PROVIDED INFORMATION:
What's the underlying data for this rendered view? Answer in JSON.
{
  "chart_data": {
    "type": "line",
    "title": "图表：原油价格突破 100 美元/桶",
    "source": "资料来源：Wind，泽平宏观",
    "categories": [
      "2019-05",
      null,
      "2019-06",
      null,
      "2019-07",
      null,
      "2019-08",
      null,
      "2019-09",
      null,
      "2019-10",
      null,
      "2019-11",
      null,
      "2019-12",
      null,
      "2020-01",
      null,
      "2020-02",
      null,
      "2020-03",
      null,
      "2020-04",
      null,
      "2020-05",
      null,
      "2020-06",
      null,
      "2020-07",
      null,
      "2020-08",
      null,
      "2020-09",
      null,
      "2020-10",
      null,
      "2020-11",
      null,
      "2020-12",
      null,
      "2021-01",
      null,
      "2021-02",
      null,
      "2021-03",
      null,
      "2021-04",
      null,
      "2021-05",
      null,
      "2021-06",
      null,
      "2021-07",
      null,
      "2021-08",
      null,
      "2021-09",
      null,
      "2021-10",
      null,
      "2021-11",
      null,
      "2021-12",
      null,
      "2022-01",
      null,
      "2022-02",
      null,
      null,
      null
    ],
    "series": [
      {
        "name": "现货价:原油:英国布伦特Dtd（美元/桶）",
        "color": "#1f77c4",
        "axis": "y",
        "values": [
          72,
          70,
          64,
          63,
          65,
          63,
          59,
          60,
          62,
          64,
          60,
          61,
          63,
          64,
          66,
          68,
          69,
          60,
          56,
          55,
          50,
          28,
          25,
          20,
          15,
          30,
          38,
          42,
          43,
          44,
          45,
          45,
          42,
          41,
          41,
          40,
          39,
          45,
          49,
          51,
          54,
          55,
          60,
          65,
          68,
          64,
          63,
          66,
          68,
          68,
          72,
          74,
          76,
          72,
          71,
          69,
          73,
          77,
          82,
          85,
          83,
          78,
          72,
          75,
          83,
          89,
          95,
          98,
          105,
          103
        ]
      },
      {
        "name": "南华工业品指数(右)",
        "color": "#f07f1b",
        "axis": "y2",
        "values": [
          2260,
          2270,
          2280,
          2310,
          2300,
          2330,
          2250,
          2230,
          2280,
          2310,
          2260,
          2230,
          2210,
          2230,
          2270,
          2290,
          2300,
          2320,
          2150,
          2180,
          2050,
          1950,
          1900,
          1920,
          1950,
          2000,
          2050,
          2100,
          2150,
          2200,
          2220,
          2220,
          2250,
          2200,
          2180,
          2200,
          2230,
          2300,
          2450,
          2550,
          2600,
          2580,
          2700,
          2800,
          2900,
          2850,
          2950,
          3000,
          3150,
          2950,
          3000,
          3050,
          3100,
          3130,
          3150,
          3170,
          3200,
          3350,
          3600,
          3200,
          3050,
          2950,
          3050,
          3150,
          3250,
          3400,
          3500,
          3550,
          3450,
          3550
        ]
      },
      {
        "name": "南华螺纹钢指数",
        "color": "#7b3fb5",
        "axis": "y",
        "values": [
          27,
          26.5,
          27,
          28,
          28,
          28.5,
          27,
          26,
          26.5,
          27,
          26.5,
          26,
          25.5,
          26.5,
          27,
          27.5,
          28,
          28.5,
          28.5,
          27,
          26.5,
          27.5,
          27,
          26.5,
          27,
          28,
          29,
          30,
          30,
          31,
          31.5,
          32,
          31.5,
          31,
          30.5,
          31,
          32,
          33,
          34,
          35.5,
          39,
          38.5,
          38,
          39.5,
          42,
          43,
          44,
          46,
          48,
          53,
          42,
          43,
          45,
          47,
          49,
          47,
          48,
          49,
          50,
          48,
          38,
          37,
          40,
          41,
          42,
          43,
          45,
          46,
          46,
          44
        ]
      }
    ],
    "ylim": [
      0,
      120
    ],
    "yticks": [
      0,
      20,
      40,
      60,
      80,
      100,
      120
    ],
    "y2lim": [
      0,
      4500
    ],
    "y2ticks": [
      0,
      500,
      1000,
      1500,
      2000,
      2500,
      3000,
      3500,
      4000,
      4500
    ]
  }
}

PROBLEM DETAILS: Each entry must be reproduced verbatim.

TASK SOLUTION:
What's the underlying data for this rendered view? Answer in JSON.
{
  "chart_data": {
    "type": "line",
    "title": "图表：原油价格突破 100 美元/桶",
    "source": "资料来源：Wind，泽平宏观",
    "categories": [
      "2019-05",
      null,
      "2019-06",
      null,
      "2019-07",
      null,
      "2019-08",
      null,
      "2019-09",
      null,
      "2019-10",
      null,
      "2019-11",
      null,
      "2019-12",
      null,
      "2020-01",
      null,
      "2020-02",
      null,
      "2020-03",
      null,
      "2020-04",
      null,
      "2020-05",
      null,
      "2020-06",
      null,
      "2020-07",
      null,
      "2020-08",
      null,
      "2020-09",
      null,
      "2020-10",
      null,
      "2020-11",
      null,
      "2020-12",
      null,
      "2021-01",
      null,
      "2021-02",
      null,
      "2021-03",
      null,
      "2021-04",
      null,
      "2021-05",
      null,
      "2021-06",
      null,
      "2021-07",
      null,
      "2021-08",
      null,
      "2021-09",
      null,
      "2021-10",
      null,
      "2021-11",
      null,
      "2021-12",
      null,
      "2022-01",
      null,
      "2022-02",
      null,
      null,
      null
    ],
    "series": [
      {
        "name": "现货价:原油:英国布伦特Dtd（美元/桶）",
        "color": "#1f77c4",
        "axis": "y",
        "values": [
          72,
          70,
          64,
          63,
          65,
          63,
          59,
          60,
          62,
          64,
          60,
          61,
          63,
          64,
          66,
          68,
          69,
          60,
          56,
          55,
          50,
          28,
          25,
          20,
          15,
          30,
          38,
          42,
          43,
          44,
          45,
          45,
          42,
          41,
          41,
          40,
          39,
          45,
          49,
          51,
          54,
          55,
          60,
          65,
          68,
          64,
          63,
          66,
          68,
          68,
          72,
          74,
          76,
          72,
          71,
          69,
          73,
          77,
          82,
          85,
          83,
          78,
          72,
          75,
          83,
          89,
          95,
          98,
          105,
          103
        ]
      },
      {
        "name": "南华工业品指数(右)",
        "color": "#f07f1b",
        "axis": "y2",
        "values": [
          2260,
          2270,
          2280,
          2310,
          2300,
          2330,
          2250,
          2230,
          2280,
          2310,
          2260,
          2230,
          2210,
          2230,
          2270,
          2290,
          2300,
          2320,
          2150,
          2180,
          2050,
          1950,
          1900,
          1920,
          1950,
          2000,
          2050,
          2100,
          2150,
          2200,
          2220,
          2220,
          2250,
          2200,
          2180,
          2200,
          2230,
          2300,
          2450,
          2550,
          2600,
          2580,
          2700,
          2800,
          2900,
          2850,
          2950,
          3000,
          3150,
          2950,
          3000,
          3050,
          3100,
          3130,
          3150,
          3170,
          3200,
          3350,
          3600,
          3200,
          3050,
          2950,
          3050,
          3150,
          3250,
          3400,
          3500,
          3550,
          3450,
          3550
        ]
      },
      {
        "name": "南华螺纹钢指数",
        "color": "#7b3fb5",
        "axis": "y",
        "values": [
          27,
          26.5,
          27,
          28,
          28,
          28.5,
          27,
          26,
          26.5,
          27,
          26.5,
          26,
          25.5,
          26.5,
          27,
          27.5,
          28,
          28.5,
          28.5,
          27,
          26.5,
          27.5,
          27,
          26.5,
          27,
          28,
          29,
          30,
          30,
          31,
          31.5,
          32,
          31.5,
          31,
          30.5,
          31,
          32,
          33,
          34,
          35.5,
          39,
          38.5,
          38,
          39.5,
          42,
          43,
          44,
          46,
          48,
          53,
          42,
          43,
          45,
          47,
          49,
          47,
          48,
          49,
          50,
          48,
          38,
          37,
          40,
          41,
          42,
          43,
          45,
          46,
          46,
          44
        ]
      }
    ],
    "ylim": [
      0,
      120
    ],
    "yticks": [
      0,
      20,
      40,
      60,
      80,
      100,
      120
    ],
    "y2lim": [
      0,
      4500
    ],
    "y2ticks": [
      0,
      500,
      1000,
      1500,
      2000,
      2500,
      3000,
      3500,
      4000,
      4500
    ]
  }
}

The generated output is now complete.